Collected data entries:
********************
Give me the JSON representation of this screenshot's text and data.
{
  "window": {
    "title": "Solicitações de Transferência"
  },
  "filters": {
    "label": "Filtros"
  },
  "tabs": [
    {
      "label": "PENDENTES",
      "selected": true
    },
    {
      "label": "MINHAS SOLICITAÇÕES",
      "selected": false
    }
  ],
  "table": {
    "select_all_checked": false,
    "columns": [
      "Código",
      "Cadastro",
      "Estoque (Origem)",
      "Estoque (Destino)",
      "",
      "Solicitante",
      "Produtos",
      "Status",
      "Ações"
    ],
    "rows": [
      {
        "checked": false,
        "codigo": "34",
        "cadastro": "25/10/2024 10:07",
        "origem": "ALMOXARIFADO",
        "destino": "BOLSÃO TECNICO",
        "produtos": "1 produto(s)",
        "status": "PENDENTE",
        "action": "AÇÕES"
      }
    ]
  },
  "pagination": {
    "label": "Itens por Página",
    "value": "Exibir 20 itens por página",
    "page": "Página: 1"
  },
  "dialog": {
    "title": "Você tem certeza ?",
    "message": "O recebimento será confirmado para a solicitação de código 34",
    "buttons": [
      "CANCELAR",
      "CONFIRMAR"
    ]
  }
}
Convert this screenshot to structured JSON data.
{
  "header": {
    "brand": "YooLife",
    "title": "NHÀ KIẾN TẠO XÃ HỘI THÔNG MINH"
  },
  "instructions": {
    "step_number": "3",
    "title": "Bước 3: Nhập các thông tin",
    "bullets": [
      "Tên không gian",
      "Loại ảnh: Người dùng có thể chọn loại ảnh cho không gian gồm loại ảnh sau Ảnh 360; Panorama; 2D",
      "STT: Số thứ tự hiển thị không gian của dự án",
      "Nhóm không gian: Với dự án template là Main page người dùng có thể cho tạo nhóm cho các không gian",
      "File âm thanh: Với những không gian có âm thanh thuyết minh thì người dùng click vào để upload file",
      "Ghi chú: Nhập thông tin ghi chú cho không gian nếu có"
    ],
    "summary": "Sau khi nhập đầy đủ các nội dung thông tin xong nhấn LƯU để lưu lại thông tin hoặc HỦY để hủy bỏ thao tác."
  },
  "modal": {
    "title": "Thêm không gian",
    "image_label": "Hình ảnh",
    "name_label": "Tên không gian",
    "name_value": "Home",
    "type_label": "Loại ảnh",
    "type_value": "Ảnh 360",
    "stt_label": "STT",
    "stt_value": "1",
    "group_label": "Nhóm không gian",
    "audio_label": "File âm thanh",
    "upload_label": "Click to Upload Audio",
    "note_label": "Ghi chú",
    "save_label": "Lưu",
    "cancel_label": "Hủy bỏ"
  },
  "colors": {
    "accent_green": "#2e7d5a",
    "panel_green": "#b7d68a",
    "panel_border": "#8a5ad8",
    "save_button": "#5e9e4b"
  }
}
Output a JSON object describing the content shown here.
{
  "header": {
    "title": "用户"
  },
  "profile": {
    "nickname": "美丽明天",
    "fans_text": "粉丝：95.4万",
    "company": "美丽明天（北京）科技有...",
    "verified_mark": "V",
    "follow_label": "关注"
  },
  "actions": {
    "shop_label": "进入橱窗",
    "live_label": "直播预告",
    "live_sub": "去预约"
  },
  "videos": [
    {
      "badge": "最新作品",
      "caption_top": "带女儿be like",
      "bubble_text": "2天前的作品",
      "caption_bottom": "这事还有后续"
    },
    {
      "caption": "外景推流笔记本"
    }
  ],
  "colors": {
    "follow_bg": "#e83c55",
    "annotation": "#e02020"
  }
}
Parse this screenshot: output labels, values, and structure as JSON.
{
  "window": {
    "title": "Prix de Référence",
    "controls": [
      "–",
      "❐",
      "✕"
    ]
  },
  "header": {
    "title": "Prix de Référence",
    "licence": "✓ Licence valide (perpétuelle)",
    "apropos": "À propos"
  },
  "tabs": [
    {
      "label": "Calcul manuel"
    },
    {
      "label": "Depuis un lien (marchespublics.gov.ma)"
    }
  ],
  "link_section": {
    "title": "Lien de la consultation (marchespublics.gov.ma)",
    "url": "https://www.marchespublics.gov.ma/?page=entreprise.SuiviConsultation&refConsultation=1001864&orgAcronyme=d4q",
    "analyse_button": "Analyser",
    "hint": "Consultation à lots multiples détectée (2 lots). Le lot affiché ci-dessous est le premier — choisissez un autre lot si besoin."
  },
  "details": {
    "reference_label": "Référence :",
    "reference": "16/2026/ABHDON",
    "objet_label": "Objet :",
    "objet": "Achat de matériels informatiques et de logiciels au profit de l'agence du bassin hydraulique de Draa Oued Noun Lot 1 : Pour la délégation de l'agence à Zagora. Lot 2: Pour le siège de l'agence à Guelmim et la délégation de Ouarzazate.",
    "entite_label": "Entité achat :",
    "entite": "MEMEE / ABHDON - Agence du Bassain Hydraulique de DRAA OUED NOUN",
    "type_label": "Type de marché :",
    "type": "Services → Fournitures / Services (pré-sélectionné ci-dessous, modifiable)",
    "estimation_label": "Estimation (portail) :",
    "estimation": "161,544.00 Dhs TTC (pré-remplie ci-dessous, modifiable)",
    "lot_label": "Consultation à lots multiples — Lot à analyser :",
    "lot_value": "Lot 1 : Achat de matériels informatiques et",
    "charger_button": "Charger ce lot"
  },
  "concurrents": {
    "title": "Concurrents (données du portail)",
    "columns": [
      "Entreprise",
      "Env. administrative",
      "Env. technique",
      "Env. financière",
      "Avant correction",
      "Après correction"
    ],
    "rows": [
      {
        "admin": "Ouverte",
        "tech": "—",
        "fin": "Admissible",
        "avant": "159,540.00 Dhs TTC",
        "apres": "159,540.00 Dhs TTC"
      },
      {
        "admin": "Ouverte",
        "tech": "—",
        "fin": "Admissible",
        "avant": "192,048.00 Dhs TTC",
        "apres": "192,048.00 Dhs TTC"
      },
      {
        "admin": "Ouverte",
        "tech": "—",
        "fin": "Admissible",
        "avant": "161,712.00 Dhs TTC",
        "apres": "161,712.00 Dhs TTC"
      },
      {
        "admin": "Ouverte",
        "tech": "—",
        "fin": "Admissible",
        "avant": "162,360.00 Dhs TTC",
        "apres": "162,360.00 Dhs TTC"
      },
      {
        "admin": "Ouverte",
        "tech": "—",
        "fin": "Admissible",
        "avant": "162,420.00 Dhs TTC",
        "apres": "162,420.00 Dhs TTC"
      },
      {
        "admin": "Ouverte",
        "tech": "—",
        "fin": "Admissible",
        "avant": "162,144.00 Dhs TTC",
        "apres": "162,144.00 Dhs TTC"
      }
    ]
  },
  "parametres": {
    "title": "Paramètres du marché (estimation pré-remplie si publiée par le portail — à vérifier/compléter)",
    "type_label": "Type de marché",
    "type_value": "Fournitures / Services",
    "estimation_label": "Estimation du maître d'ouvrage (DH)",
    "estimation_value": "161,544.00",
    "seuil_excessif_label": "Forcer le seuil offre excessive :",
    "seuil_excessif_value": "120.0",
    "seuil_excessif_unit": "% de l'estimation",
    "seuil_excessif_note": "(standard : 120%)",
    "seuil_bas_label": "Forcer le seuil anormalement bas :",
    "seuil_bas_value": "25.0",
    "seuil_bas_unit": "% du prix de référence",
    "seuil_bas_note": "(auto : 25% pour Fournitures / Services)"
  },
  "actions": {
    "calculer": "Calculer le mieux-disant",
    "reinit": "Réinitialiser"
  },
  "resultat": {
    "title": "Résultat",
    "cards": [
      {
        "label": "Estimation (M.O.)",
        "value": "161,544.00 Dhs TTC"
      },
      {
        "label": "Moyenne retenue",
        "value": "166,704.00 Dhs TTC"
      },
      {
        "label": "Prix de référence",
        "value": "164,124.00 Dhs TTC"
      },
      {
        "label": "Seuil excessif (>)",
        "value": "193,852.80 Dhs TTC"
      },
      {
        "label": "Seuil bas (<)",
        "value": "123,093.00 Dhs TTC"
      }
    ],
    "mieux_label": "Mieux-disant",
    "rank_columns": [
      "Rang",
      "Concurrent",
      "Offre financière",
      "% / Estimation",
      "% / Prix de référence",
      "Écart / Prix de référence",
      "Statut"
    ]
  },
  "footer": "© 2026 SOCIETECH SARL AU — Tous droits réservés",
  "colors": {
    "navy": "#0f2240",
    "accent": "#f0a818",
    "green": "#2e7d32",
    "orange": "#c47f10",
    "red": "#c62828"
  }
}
********************
* **PROBLEM DESCRIPTION**:
Look over the records above and copy each line that includes the string "page".

* **THE ANSWER**:
    "page": "Página: 1"
      "Nhóm không gian: Với dự án template là Main page người dùng có thể cho tạo nhóm cho các không gian",
    "url": "https://www.marchespublics.gov.ma/?page=entreprise.SuiviConsultation&refConsultation=1001864&orgAcronyme=d4q",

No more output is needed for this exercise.